Please write out each of the items below line for line, with every character kept as it appears.
^^^^^^^^
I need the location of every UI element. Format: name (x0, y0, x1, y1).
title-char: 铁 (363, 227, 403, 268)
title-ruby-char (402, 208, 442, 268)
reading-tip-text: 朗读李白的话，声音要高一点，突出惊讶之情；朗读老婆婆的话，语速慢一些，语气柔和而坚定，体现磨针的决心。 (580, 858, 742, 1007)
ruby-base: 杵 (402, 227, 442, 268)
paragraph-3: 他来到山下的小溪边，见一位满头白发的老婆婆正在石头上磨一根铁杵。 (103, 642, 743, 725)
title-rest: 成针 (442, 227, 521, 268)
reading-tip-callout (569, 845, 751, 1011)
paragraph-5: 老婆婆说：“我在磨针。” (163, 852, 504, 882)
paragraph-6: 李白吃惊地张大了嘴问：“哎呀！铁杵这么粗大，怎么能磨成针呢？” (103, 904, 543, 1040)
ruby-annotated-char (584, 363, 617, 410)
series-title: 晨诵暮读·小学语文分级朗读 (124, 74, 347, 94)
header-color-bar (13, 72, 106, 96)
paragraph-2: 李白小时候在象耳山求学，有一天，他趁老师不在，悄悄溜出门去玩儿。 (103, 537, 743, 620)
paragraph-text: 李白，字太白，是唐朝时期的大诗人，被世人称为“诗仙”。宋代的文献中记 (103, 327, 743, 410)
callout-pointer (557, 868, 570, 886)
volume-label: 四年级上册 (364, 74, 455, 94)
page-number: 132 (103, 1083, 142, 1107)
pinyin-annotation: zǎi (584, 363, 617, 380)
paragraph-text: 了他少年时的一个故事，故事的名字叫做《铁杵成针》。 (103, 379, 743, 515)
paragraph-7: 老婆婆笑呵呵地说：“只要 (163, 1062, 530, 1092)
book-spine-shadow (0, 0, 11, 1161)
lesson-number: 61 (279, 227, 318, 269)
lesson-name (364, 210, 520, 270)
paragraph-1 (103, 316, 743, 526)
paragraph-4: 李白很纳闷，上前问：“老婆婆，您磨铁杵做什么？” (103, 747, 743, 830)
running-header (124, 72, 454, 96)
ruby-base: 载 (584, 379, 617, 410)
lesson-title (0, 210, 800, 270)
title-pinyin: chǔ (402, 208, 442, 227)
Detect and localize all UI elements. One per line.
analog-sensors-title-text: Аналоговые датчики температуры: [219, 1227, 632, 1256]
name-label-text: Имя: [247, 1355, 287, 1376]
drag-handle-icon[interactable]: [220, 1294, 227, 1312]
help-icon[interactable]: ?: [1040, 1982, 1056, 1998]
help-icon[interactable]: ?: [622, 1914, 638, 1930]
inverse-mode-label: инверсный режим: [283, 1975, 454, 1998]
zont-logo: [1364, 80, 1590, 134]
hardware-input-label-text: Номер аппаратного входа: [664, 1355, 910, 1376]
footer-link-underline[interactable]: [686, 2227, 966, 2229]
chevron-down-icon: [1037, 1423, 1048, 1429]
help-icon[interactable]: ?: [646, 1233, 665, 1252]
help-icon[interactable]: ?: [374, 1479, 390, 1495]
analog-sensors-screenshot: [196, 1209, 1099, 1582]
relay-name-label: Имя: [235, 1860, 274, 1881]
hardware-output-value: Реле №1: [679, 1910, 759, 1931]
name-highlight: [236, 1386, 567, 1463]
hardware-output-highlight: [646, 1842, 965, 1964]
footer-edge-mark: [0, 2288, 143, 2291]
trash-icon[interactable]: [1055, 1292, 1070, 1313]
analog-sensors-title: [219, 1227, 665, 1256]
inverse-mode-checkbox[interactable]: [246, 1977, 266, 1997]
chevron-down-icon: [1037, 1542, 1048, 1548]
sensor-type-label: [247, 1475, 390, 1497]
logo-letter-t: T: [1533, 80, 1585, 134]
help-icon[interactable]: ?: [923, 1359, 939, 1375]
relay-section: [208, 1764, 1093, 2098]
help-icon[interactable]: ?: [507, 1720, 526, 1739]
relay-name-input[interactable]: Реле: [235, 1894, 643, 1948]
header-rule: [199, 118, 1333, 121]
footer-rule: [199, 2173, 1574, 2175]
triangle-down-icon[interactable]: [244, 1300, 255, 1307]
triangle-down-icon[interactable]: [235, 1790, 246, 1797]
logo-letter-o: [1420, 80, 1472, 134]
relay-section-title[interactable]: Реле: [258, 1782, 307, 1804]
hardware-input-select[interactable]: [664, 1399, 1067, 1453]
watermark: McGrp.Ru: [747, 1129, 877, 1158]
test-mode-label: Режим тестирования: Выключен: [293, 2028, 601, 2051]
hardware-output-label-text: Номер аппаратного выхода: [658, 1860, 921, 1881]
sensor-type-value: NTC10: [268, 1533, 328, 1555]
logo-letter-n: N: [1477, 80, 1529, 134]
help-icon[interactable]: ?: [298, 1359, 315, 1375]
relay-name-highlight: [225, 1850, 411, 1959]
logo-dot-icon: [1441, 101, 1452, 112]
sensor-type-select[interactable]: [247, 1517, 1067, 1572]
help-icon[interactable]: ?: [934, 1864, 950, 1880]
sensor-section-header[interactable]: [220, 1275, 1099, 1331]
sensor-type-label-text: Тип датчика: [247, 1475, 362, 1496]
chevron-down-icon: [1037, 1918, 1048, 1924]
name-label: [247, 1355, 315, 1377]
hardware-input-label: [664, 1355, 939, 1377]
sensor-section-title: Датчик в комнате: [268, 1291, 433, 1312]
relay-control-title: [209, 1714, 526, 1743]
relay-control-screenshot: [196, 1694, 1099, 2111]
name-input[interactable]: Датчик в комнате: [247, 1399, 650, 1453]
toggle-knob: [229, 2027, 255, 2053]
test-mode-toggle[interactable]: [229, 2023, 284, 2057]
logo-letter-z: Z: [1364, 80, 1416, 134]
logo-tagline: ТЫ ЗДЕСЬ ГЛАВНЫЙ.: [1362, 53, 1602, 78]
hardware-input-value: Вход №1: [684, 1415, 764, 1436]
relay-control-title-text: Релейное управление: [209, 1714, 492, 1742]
^^^^^^^^
Solution to this exercise -
I need the location of every UI element. Format: name (x0, y0, x1, y1).
title-char: 铁 (363, 227, 403, 268)
title-ruby-char (402, 208, 442, 268)
reading-tip-text: 朗读李白的话，声音要高一点，突出惊讶之情；朗读老婆婆的话，语速慢一些，语气柔和而坚定，体现磨针的决心。 (580, 858, 742, 1007)
ruby-base: 杵 (402, 227, 442, 268)
paragraph-3: 他来到山下的小溪边，见一位满头白发的老婆婆正在石头上磨一根铁杵。 (103, 642, 743, 725)
title-rest: 成针 (442, 227, 521, 268)
reading-tip-callout (569, 845, 751, 1011)
paragraph-5: 老婆婆说：“我在磨针。” (163, 852, 504, 882)
paragraph-6: 李白吃惊地张大了嘴问：“哎呀！铁杵这么粗大，怎么能磨成针呢？” (103, 904, 543, 1040)
ruby-annotated-char (584, 363, 617, 410)
series-title: 晨诵暮读·小学语文分级朗读 (124, 74, 347, 94)
header-color-bar (13, 72, 106, 96)
paragraph-2: 李白小时候在象耳山求学，有一天，他趁老师不在，悄悄溜出门去玩儿。 (103, 537, 743, 620)
paragraph-text: 李白，字太白，是唐朝时期的大诗人，被世人称为“诗仙”。宋代的文献中记 (103, 327, 743, 410)
callout-pointer (557, 868, 570, 886)
volume-label: 四年级上册 (364, 74, 455, 94)
page-number: 132 (103, 1083, 142, 1107)
pinyin-annotation: zǎi (584, 363, 617, 380)
paragraph-text: 了他少年时的一个故事，故事的名字叫做《铁杵成针》。 (103, 379, 743, 515)
paragraph-7: 老婆婆笑呵呵地说：“只要 (163, 1062, 530, 1092)
book-spine-shadow (0, 0, 11, 1161)
lesson-number: 61 (279, 227, 318, 269)
lesson-name (364, 210, 520, 270)
paragraph-1 (103, 316, 743, 526)
paragraph-4: 李白很纳闷，上前问：“老婆婆，您磨铁杵做什么？” (103, 747, 743, 830)
running-header (124, 72, 454, 96)
ruby-base: 载 (584, 379, 617, 410)
lesson-title (0, 210, 800, 270)
title-pinyin: chǔ (402, 208, 442, 227)
Detect and localize all UI elements. One per line.
analog-sensors-title-text: Аналоговые датчики температуры: [219, 1227, 632, 1256]
name-label-text: Имя: [247, 1355, 287, 1376]
drag-handle-icon[interactable]: [220, 1294, 227, 1312]
help-icon[interactable]: ?: [1040, 1982, 1056, 1998]
help-icon[interactable]: ?: [622, 1914, 638, 1930]
inverse-mode-label: инверсный режим: [283, 1975, 454, 1998]
zont-logo: [1364, 80, 1590, 134]
hardware-input-label-text: Номер аппаратного входа: [664, 1355, 910, 1376]
footer-link-underline[interactable]: [686, 2227, 966, 2229]
chevron-down-icon: [1037, 1423, 1048, 1429]
help-icon[interactable]: ?: [646, 1233, 665, 1252]
help-icon[interactable]: ?: [374, 1479, 390, 1495]
analog-sensors-screenshot: [196, 1209, 1099, 1582]
relay-name-label: Имя: [235, 1860, 274, 1881]
hardware-output-value: Реле №1: [679, 1910, 759, 1931]
name-highlight: [236, 1386, 567, 1463]
hardware-output-highlight: [646, 1842, 965, 1964]
footer-edge-mark: [0, 2288, 143, 2291]
trash-icon[interactable]: [1055, 1292, 1070, 1313]
analog-sensors-title: [219, 1227, 665, 1256]
inverse-mode-checkbox[interactable]: [246, 1977, 266, 1997]
chevron-down-icon: [1037, 1542, 1048, 1548]
sensor-type-label: [247, 1475, 390, 1497]
logo-letter-t: T: [1533, 80, 1585, 134]
help-icon[interactable]: ?: [923, 1359, 939, 1375]
relay-section: [208, 1764, 1093, 2098]
help-icon[interactable]: ?: [507, 1720, 526, 1739]
relay-name-input[interactable]: Реле: [235, 1894, 643, 1948]
header-rule: [199, 118, 1333, 121]
footer-rule: [199, 2173, 1574, 2175]
triangle-down-icon[interactable]: [244, 1300, 255, 1307]
triangle-down-icon[interactable]: [235, 1790, 246, 1797]
logo-letter-o: [1420, 80, 1472, 134]
relay-section-title[interactable]: Реле: [258, 1782, 307, 1804]
hardware-input-select[interactable]: [664, 1399, 1067, 1453]
watermark: McGrp.Ru: [747, 1129, 877, 1158]
test-mode-label: Режим тестирования: Выключен: [293, 2028, 601, 2051]
hardware-output-label-text: Номер аппаратного выхода: [658, 1860, 921, 1881]
sensor-type-value: NTC10: [268, 1533, 328, 1555]
logo-letter-n: N: [1477, 80, 1529, 134]
help-icon[interactable]: ?: [298, 1359, 315, 1375]
relay-name-highlight: [225, 1850, 411, 1959]
logo-dot-icon: [1441, 101, 1452, 112]
sensor-type-select[interactable]: [247, 1517, 1067, 1572]
help-icon[interactable]: ?: [934, 1864, 950, 1880]
sensor-section-header[interactable]: [220, 1275, 1099, 1331]
sensor-type-label-text: Тип датчика: [247, 1475, 362, 1496]
chevron-down-icon: [1037, 1918, 1048, 1924]
name-label: [247, 1355, 315, 1377]
hardware-input-label: [664, 1355, 939, 1377]
sensor-section-title: Датчик в комнате: [268, 1291, 433, 1312]
relay-control-title: [209, 1714, 526, 1743]
relay-control-screenshot: [196, 1694, 1099, 2111]
name-input[interactable]: Датчик в комнате: [247, 1399, 650, 1453]
toggle-knob: [229, 2027, 255, 2053]
test-mode-toggle[interactable]: [229, 2023, 284, 2057]
logo-letter-z: Z: [1364, 80, 1416, 134]
logo-tagline: ТЫ ЗДЕСЬ ГЛАВНЫЙ.: [1362, 53, 1602, 78]
hardware-input-value: Вход №1: [684, 1415, 764, 1436]
relay-control-title-text: Релейное управление: [209, 1714, 492, 1742]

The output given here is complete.